### Work instructions
Repeat the records word for word, excluding any picture.

····················

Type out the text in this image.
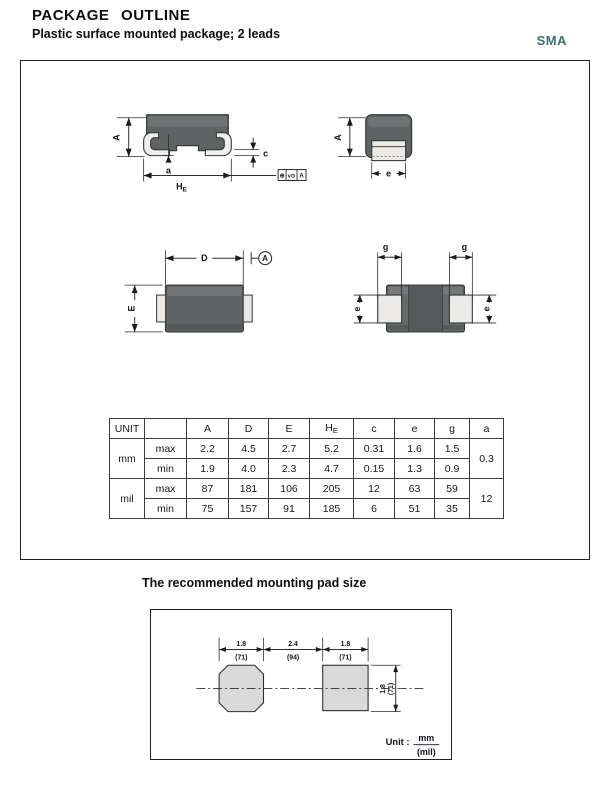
PACKAGE OUTLINE
Plastic surface mounted package; 2 leads	SMA
A
a
c
$H_E$
⊕ v⊙ A
A
e
D	A
E
g	g
e	e
UNIT		A	D	E	$H_E$	c	e	g	a
mm	max	2.2	4.5	2.7	5.2	0.31	1.6	1.5	0.3
	min	1.9	4.0	2.3	4.7	0.15	1.3	0.9	
mil	max	87	181	106	205	12	63	59	12
	min	75	157	91	185	6	51	35	
The recommended mounting pad size
1.8
(71)
2.4
(94)
1.8
(71)
1.8 (71)
Unit : mm
(mil)
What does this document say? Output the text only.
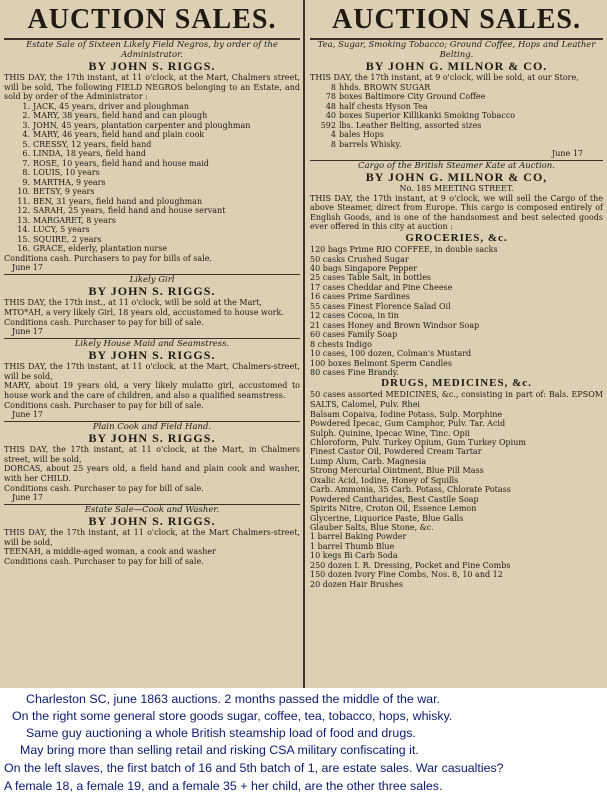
AUCTION SALES.
Estate Sale of Sixteen Likely Field Negros, by order of the Administrator.
BY JOHN S. RIGGS.
THIS DAY, the 17th instant, at 11 o'clock, at the Mart, Chalmers street, will be sold, The following FIELD NEGROS belonging to an Estate, and sold by order of the Administrator :
1. JACK, 45 years, driver and ploughman
2. MARY, 38 years, field hand and can plough
3. JOHN, 45 years, plantation carpenter and ploughman
4. MARY, 46 years, field hand and plain cook
5. CRESSY, 12 years, field hand
6. LINDA, 18 years, field hand
7. ROSE, 10 years, field hand and house maid
8. LOUIS, 10 years
9. MARTHA, 9 years
10. BETSY, 9 years
11. BEN, 31 years, field hand and ploughman
12. SARAH, 25 years, field hand and house servant
13. MARGARET, 8 years
14. LUCY, 5 years
15. SQUIRE, 2 years
16. GRACE, elderly, plantation nurse
Conditions cash. Purchasers to pay for bills of sale.
June 17
Likely Girl
BY JOHN S. RIGGS.
THIS DAY, the 17th inst., at 11 o'clock, will be sold at the Mart,
MTO*AH, a very likely Girl, 18 years old, accustomed to house work.
Conditions cash. Purchaser to pay for bill of sale.
June 17
Likely House Maid and Seamstress.
BY JOHN S. RIGGS.
THIS DAY, the 17th instant, at 11 o'clock, at the Mart, Chalmers-street, will be sold,
MARY, about 19 years old, a very likely mulatto girl, accustomed to house work and the care of children, and also a qualified seamstress.
Conditions cash. Purchaser to pay for bill of sale.
June 17
Plain Cook and Field Hand.
BY JOHN S. RIGGS.
THIS DAY, the 17th instant, at 11 o'clock, at the Mart, in Chalmers street, will be sold,
DORCAS, about 25 years old, a field hand and plain cook and washer, with her CHILD.
Conditions cash. Purchaser to pay for bill of sale.
June 17
Estate Sale—Cook and Washer.
BY JOHN S. RIGGS.
THIS DAY, the 17th instant, at 11 o'clock, at the Mart Chalmers-street, will be sold,
TEENAH, a middle-aged woman, a cook and washer
Conditions cash. Purchaser to pay for bill of sale.
AUCTION SALES.
Tea, Sugar, Smoking Tobacco; Ground Coffee, Hops and Leather Belting.
BY JOHN G. MILNOR & CO.
THIS DAY, the 17th instant, at 9 o'clock, will be sold, at our Store,
8 hhds. BROWN SUGAR
78 boxes Baltimore City Ground Coffee
48 half chests Hyson Tea
40 boxes Superior Killikanki Smoking Tobacco
592 lbs. Leather Belting, assorted sizes
4 bales Hops
8 barrels Whisky.
June 17
Cargo of the British Steamer Kate at Auction.
BY JOHN G. MILNOR & CO,
No. 185 MEETING STREET.
THIS DAY, the 17th instant, at 9 o'clock, we will sell the Cargo of the above Steamer, direct from Europe. This cargo is composed entirely of English Goods, and is one of the handsomest and best selected goods ever offered in this city at auction :
GROCERIES, &c.
120 bags Prime RIO COFFEE, in double sacks
50 casks Crushed Sugar
40 bags Singapore Pepper
25 cases Table Salt, in bottles
17 cases Cheddar and Pine Cheese
16 cases Prime Sardines
55 cases Finest Florence Salad Oil
12 cases Cocoa, in tin
21 cases Honey and Brown Windsor Soap
60 cases Family Soap
8 chests Indigo
10 cases, 100 dozen, Colman's Mustard
100 boxes Belmont Sperm Candles
80 cases Fine Brandy.
DRUGS, MEDICINES, &c.
50 cases assorted MEDICINES, &c., consisting in part of: Bals. EPSOM SALTS, Calomel, Pulv. Rhei
Balsam Copaiva, Iodine Potass, Sulp. Morphine
Powdered Ipecac, Gum Camphor, Pulv. Tar. Acid
Sulph. Quinine, Ipecac Wine, Tinc. Opii
Chloroform, Pulv. Turkey Opium, Gum Turkey Opium
Finest Castor Oil, Powdered Cream Tartar
Lump Alum, Carb. Magnesia
Strong Mercurial Ointment, Blue Pill Mass
Oxalic Acid, Iodine, Honey of Squills
Carb. Ammonia, 35 Carb. Potass, Chlorate Potass
Powdered Cantharides, Best Castile Soap
Spirits Nitre, Croton Oil, Essence Lemon
Glycerine, Liquorice Paste, Blue Galls
Glauber Salts, Blue Stone, &c.
1 barrel Baking Powder
1 barrel Thumb Blue
10 kegs Bi Carb Soda
250 dozen I. R. Dressing, Pocket and Fine Combs
150 dozen Ivory Fine Combs, Nos. 8, 10 and 12
20 dozen Hair Brushes
Charleston SC, june 1863 auctions. 2 months passed the middle of the war.
On the right some general store goods sugar, coffee, tea, tobacco, hops, whisky.
Same guy auctioning a whole British steamship load of food and drugs.
May bring more than selling retail and risking CSA military confiscating it.
On the left slaves, the first batch of 16 and 5th batch of 1, are estate sales. War casualties?
A female 18, a female 19, and a female 35 + her child, are the other three sales.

····················

### Solved problem
Type out the text in this image.
PACKAGE OUTLINE
Plastic surface mounted package; 2 leads	SMA
A
a
c
$H_E$
⊕ v⊙ A
A
e
D	A
E
g	g
e	e
UNIT		A	D	E	$H_E$	c	e	g	a
mm	max	2.2	4.5	2.7	5.2	0.31	1.6	1.5	0.3
	min	1.9	4.0	2.3	4.7	0.15	1.3	0.9	
mil	max	87	181	106	205	12	63	59	12
	min	75	157	91	185	6	51	35	
The recommended mounting pad size
1.8
(71)
2.4
(94)
1.8
(71)
1.8 (71)
Unit : mm
(mil)
What does this document say? Output the text only.
AUCTION SALES.
Estate Sale of Sixteen Likely Field Negros, by order of the Administrator.
BY JOHN S. RIGGS.
THIS DAY, the 17th instant, at 11 o'clock, at the Mart, Chalmers street, will be sold, The following FIELD NEGROS belonging to an Estate, and sold by order of the Administrator :
1. JACK, 45 years, driver and ploughman
2. MARY, 38 years, field hand and can plough
3. JOHN, 45 years, plantation carpenter and ploughman
4. MARY, 46 years, field hand and plain cook
5. CRESSY, 12 years, field hand
6. LINDA, 18 years, field hand
7. ROSE, 10 years, field hand and house maid
8. LOUIS, 10 years
9. MARTHA, 9 years
10. BETSY, 9 years
11. BEN, 31 years, field hand and ploughman
12. SARAH, 25 years, field hand and house servant
13. MARGARET, 8 years
14. LUCY, 5 years
15. SQUIRE, 2 years
16. GRACE, elderly, plantation nurse
Conditions cash. Purchasers to pay for bills of sale.
June 17
Likely Girl
BY JOHN S. RIGGS.
THIS DAY, the 17th inst., at 11 o'clock, will be sold at the Mart,
MTO*AH, a very likely Girl, 18 years old, accustomed to house work.
Conditions cash. Purchaser to pay for bill of sale.
June 17
Likely House Maid and Seamstress.
BY JOHN S. RIGGS.
THIS DAY, the 17th instant, at 11 o'clock, at the Mart, Chalmers-street, will be sold,
MARY, about 19 years old, a very likely mulatto girl, accustomed to house work and the care of children, and also a qualified seamstress.
Conditions cash. Purchaser to pay for bill of sale.
June 17
Plain Cook and Field Hand.
BY JOHN S. RIGGS.
THIS DAY, the 17th instant, at 11 o'clock, at the Mart, in Chalmers street, will be sold,
DORCAS, about 25 years old, a field hand and plain cook and washer, with her CHILD.
Conditions cash. Purchaser to pay for bill of sale.
June 17
Estate Sale—Cook and Washer.
BY JOHN S. RIGGS.
THIS DAY, the 17th instant, at 11 o'clock, at the Mart Chalmers-street, will be sold,
TEENAH, a middle-aged woman, a cook and washer
Conditions cash. Purchaser to pay for bill of sale.
AUCTION SALES.
Tea, Sugar, Smoking Tobacco; Ground Coffee, Hops and Leather Belting.
BY JOHN G. MILNOR & CO.
THIS DAY, the 17th instant, at 9 o'clock, will be sold, at our Store,
8 hhds. BROWN SUGAR
78 boxes Baltimore City Ground Coffee
48 half chests Hyson Tea
40 boxes Superior Killikanki Smoking Tobacco
592 lbs. Leather Belting, assorted sizes
4 bales Hops
8 barrels Whisky.
June 17
Cargo of the British Steamer Kate at Auction.
BY JOHN G. MILNOR & CO,
No. 185 MEETING STREET.
THIS DAY, the 17th instant, at 9 o'clock, we will sell the Cargo of the above Steamer, direct from Europe. This cargo is composed entirely of English Goods, and is one of the handsomest and best selected goods ever offered in this city at auction :
GROCERIES, &c.
120 bags Prime RIO COFFEE, in double sacks
50 casks Crushed Sugar
40 bags Singapore Pepper
25 cases Table Salt, in bottles
17 cases Cheddar and Pine Cheese
16 cases Prime Sardines
55 cases Finest Florence Salad Oil
12 cases Cocoa, in tin
21 cases Honey and Brown Windsor Soap
60 cases Family Soap
8 chests Indigo
10 cases, 100 dozen, Colman's Mustard
100 boxes Belmont Sperm Candles
80 cases Fine Brandy.
DRUGS, MEDICINES, &c.
50 cases assorted MEDICINES, &c., consisting in part of: Bals. EPSOM SALTS, Calomel, Pulv. Rhei
Balsam Copaiva, Iodine Potass, Sulp. Morphine
Powdered Ipecac, Gum Camphor, Pulv. Tar. Acid
Sulph. Quinine, Ipecac Wine, Tinc. Opii
Chloroform, Pulv. Turkey Opium, Gum Turkey Opium
Finest Castor Oil, Powdered Cream Tartar
Lump Alum, Carb. Magnesia
Strong Mercurial Ointment, Blue Pill Mass
Oxalic Acid, Iodine, Honey of Squills
Carb. Ammonia, 35 Carb. Potass, Chlorate Potass
Powdered Cantharides, Best Castile Soap
Spirits Nitre, Croton Oil, Essence Lemon
Glycerine, Liquorice Paste, Blue Galls
Glauber Salts, Blue Stone, &c.
1 barrel Baking Powder
1 barrel Thumb Blue
10 kegs Bi Carb Soda
250 dozen I. R. Dressing, Pocket and Fine Combs
150 dozen Ivory Fine Combs, Nos. 8, 10 and 12
20 dozen Hair Brushes
Charleston SC, june 1863 auctions. 2 months passed the middle of the war.
On the right some general store goods sugar, coffee, tea, tobacco, hops, whisky.
Same guy auctioning a whole British steamship load of food and drugs.
May bring more than selling retail and risking CSA military confiscating it.
On the left slaves, the first batch of 16 and 5th batch of 1, are estate sales. War casualties?
A female 18, a female 19, and a female 35 + her child, are the other three sales.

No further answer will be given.